_What you are asked to do_: Transcribe every entry below word for word, but skip the pictures.

Extracts from a graphics dataset

• • • •

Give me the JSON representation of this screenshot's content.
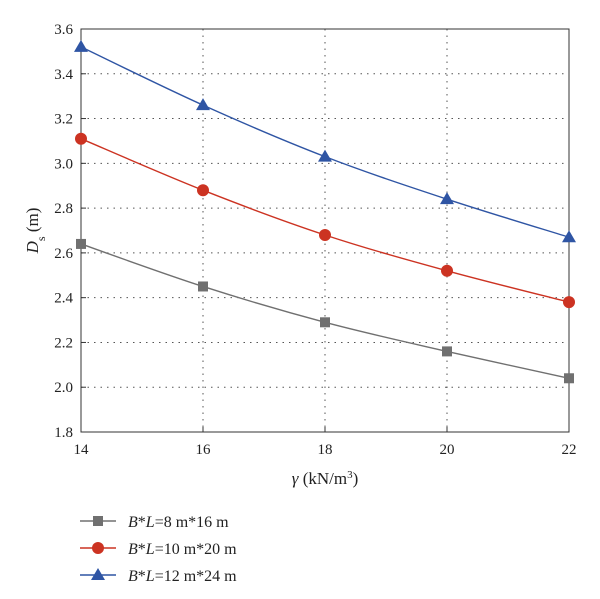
{
  "chart_data": {
    "type": "line",
    "xlabel": "γ (kN/m³)",
    "ylabel": "Ds (m)",
    "xlabel_parts": {
      "symbol": "γ",
      "unit_prefix": " (kN/m",
      "unit_exp": "3",
      "unit_suffix": ")"
    },
    "ylabel_parts": {
      "symbol": "D",
      "subscript": "s",
      "unit": " (m)"
    },
    "xlim": [
      14,
      22
    ],
    "ylim": [
      1.8,
      3.6
    ],
    "xticks": [
      "14",
      "16",
      "18",
      "20",
      "22"
    ],
    "yticks": [
      "1.8",
      "2.0",
      "2.2",
      "2.4",
      "2.6",
      "2.8",
      "3.0",
      "3.2",
      "3.4",
      "3.6"
    ],
    "grid": true,
    "legend_position": "bottom-left, below plot",
    "x": [
      14,
      16,
      18,
      20,
      22
    ],
    "series": [
      {
        "name": "B*L=8 m*16 m",
        "name_parts": [
          "B",
          "*",
          "L",
          "=8 m*16 m"
        ],
        "marker": "square",
        "color": "#707070",
        "values": [
          2.64,
          2.45,
          2.29,
          2.16,
          2.04
        ]
      },
      {
        "name": "B*L=10 m*20 m",
        "name_parts": [
          "B",
          "*",
          "L",
          "=10 m*20 m"
        ],
        "marker": "circle",
        "color": "#cc3322",
        "values": [
          3.11,
          2.88,
          2.68,
          2.52,
          2.38
        ]
      },
      {
        "name": "B*L=12 m*24 m",
        "name_parts": [
          "B",
          "*",
          "L",
          "=12 m*24 m"
        ],
        "marker": "triangle",
        "color": "#2f55a4",
        "values": [
          3.52,
          3.26,
          3.03,
          2.84,
          2.67
        ]
      }
    ]
  }
}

• • • •

_Problem solution_:
Give me the JSON representation of this screenshot's content.
{
  "chart_data": {
    "type": "line",
    "xlabel": "γ (kN/m³)",
    "ylabel": "Ds (m)",
    "xlabel_parts": {
      "symbol": "γ",
      "unit_prefix": " (kN/m",
      "unit_exp": "3",
      "unit_suffix": ")"
    },
    "ylabel_parts": {
      "symbol": "D",
      "subscript": "s",
      "unit": " (m)"
    },
    "xlim": [
      14,
      22
    ],
    "ylim": [
      1.8,
      3.6
    ],
    "xticks": [
      "14",
      "16",
      "18",
      "20",
      "22"
    ],
    "yticks": [
      "1.8",
      "2.0",
      "2.2",
      "2.4",
      "2.6",
      "2.8",
      "3.0",
      "3.2",
      "3.4",
      "3.6"
    ],
    "grid": true,
    "legend_position": "bottom-left, below plot",
    "x": [
      14,
      16,
      18,
      20,
      22
    ],
    "series": [
      {
        "name": "B*L=8 m*16 m",
        "name_parts": [
          "B",
          "*",
          "L",
          "=8 m*16 m"
        ],
        "marker": "square",
        "color": "#707070",
        "values": [
          2.64,
          2.45,
          2.29,
          2.16,
          2.04
        ]
      },
      {
        "name": "B*L=10 m*20 m",
        "name_parts": [
          "B",
          "*",
          "L",
          "=10 m*20 m"
        ],
        "marker": "circle",
        "color": "#cc3322",
        "values": [
          3.11,
          2.88,
          2.68,
          2.52,
          2.38
        ]
      },
      {
        "name": "B*L=12 m*24 m",
        "name_parts": [
          "B",
          "*",
          "L",
          "=12 m*24 m"
        ],
        "marker": "triangle",
        "color": "#2f55a4",
        "values": [
          3.52,
          3.26,
          3.03,
          2.84,
          2.67
        ]
      }
    ]
  }
}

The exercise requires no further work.